*** Opening TEXT ***
Saturday, 8 October 2016

Mineral nutrition The process involving the absorption and utilization of various minerals ions by plants for their growth and development is called mineral nutrition.



Mineral nutrition
The process involving the absorption and utilization of various minerals ions by plants for their growth and development is called mineral nutrition.

Chemical composition of plants
Chemical composition of plant can be analyse by following way.
1.   Fresh weight:
  • Uproot a plant and wash down the soil particles sticking to the roots.Weigh the entire plant. This weight is called fresh weight of the plant.
2.   Dry weight:
  • Dry this plant in oven at 100-110 degree celsius to remove the water that forms the major constituent of the plant body. 
  • Weight of this dried plant from which all the water has been dried off is called the dry weight of the plant
3.  Plant ash analysis
  • When an oven-dried plant material is ignited at 400-600 degree C, all the organic materials are oxidized and incombustible matter remains as plant ash.
  • When this ash was analysed it was found to contain 40 elements besides C, H, O, N and S which were oxidized. 
  • All these are not essential for plant nutrition but on analysis the important essential elements have been identified and based on their role in plant metabolism and requirement, they have been classified as major elements and trace elements.

Classification of mineral nutrients
Following criterion can be used to classify the mineral nutrients:
  1. Metabolic need for the mineral nutrient (Essential and non essential)
  2. Amount required or present in plant tissue (Macro and micro nutrients)
  3. Mobility within the plant (Mobile and immobile)
  4. Biochemical function(s) for the mineral nutrient 
1. Essential and non-essential mineral elements
  •  If an element satisfies given three criteria it is said to be essential and if not it is a non essential element. 
  • Out of the 30 elements universally present in all plants, 16 are essential and the rest are non-essential.
  1. The element must be absolutely necessary for the normal growth of the plant and its reproduction.
  2. The requirement of the element must be specific and not replaceable by another element.
  3. The element must play a direct role in the metabolism of the plant.

2. Macronutrients and micronutrients 

3. Mobile and immobile mineral nutrients

4.Role of minerals
  1. Components of plant body and protoplast. 
  2. Catalytic compounds. 
  3. Osmotic potential.
  4. Acidity and buffer action 
  5. Maintenance of electrostatic neutrally


Sources of essential elements for plants
  1. Water
  2. Soil
  3. Air
  • Mineral elements: Minerals from soil
  • Non mineral elements:  Carbon, Hydrogen  Oxygen and Nitrogen


Soil-less culture or solution culture
  • The study of the importance of mineral nutrients required by plants and there individual deficiency symptoms is done with the help of Watter culture or soil culture.
  • To study the effect of deficiency of an element, that particular element is omitted from standard culture solution and plant is grown in it.
  • This is compared  with control culture solution.
  • Due to deficiency of particular mineral plant shows deficiency symptoms which are known as hunger sign.
*** Closing TEXT ***
*** Opening SUPPLIED DATA ***
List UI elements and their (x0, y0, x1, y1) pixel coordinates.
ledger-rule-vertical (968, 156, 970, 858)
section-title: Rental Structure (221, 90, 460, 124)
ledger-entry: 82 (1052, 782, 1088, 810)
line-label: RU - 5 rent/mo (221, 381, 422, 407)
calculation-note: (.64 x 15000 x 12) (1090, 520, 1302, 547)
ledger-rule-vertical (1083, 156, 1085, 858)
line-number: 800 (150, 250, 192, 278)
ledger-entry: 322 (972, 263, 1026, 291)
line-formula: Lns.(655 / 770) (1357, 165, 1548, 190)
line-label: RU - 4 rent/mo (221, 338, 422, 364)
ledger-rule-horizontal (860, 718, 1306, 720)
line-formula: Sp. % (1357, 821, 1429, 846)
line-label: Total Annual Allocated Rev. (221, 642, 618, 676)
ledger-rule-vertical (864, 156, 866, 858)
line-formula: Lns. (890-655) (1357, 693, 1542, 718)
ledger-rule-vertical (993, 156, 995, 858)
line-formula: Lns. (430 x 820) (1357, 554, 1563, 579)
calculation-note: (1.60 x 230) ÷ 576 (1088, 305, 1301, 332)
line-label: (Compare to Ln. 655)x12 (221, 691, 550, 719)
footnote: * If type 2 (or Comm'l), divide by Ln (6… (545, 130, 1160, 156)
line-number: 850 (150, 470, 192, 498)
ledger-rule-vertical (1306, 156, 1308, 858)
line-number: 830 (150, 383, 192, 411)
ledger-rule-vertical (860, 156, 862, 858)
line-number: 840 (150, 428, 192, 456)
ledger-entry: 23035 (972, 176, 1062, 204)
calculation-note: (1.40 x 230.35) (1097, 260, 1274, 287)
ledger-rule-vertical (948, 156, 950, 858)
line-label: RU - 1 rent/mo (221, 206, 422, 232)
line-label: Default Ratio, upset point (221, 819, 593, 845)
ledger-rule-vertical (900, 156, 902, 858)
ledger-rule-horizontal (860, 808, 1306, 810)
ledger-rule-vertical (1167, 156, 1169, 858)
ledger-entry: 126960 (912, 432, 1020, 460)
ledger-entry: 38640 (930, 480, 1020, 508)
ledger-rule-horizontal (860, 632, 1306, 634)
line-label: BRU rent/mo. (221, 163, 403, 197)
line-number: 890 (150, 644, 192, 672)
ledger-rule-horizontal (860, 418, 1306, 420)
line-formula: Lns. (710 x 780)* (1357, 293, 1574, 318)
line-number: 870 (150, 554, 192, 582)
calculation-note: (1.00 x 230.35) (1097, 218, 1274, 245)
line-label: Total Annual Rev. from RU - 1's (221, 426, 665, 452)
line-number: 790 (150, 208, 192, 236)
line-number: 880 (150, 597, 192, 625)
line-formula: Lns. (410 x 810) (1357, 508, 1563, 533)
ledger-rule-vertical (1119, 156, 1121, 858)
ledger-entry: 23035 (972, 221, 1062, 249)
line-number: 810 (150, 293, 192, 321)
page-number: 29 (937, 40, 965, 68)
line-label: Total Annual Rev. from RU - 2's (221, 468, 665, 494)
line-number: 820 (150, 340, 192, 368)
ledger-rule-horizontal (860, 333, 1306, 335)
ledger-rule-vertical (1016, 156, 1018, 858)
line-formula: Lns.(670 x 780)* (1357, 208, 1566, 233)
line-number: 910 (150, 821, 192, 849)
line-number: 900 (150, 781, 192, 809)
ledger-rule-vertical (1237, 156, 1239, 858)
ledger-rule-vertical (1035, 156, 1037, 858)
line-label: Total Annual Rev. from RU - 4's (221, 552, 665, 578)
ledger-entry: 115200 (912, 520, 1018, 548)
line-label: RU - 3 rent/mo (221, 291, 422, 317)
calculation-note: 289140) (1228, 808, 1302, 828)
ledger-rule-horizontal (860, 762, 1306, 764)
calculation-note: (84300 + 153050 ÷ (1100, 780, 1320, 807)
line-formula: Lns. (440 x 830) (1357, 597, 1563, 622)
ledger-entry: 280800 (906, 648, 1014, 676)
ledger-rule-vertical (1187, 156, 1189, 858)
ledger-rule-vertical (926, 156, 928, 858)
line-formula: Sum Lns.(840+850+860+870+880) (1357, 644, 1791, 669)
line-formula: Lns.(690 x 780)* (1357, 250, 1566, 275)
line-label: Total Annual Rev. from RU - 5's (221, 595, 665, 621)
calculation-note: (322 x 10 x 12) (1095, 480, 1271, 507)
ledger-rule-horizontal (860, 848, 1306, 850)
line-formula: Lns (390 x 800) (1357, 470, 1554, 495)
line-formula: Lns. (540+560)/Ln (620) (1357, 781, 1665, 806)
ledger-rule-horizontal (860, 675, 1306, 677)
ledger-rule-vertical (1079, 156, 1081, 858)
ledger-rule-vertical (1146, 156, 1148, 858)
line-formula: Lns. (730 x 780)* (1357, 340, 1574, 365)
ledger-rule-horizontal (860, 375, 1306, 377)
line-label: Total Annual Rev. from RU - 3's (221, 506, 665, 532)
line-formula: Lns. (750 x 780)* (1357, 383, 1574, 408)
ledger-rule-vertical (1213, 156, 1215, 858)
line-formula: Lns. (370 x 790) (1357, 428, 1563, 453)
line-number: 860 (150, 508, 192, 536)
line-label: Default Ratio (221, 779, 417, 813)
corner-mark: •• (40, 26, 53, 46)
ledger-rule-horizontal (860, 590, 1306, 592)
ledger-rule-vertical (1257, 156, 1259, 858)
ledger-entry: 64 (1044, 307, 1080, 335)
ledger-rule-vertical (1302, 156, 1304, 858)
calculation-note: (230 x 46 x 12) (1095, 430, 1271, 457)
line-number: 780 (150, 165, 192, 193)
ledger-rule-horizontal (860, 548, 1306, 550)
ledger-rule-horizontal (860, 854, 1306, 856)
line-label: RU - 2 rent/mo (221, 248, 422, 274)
*** Closing SUPPLIED DATA ***
WORK ITEM: In the text on mineral nutrition, how many of the 30 elements universally present in all plants are essential?

THE ANSWER: 16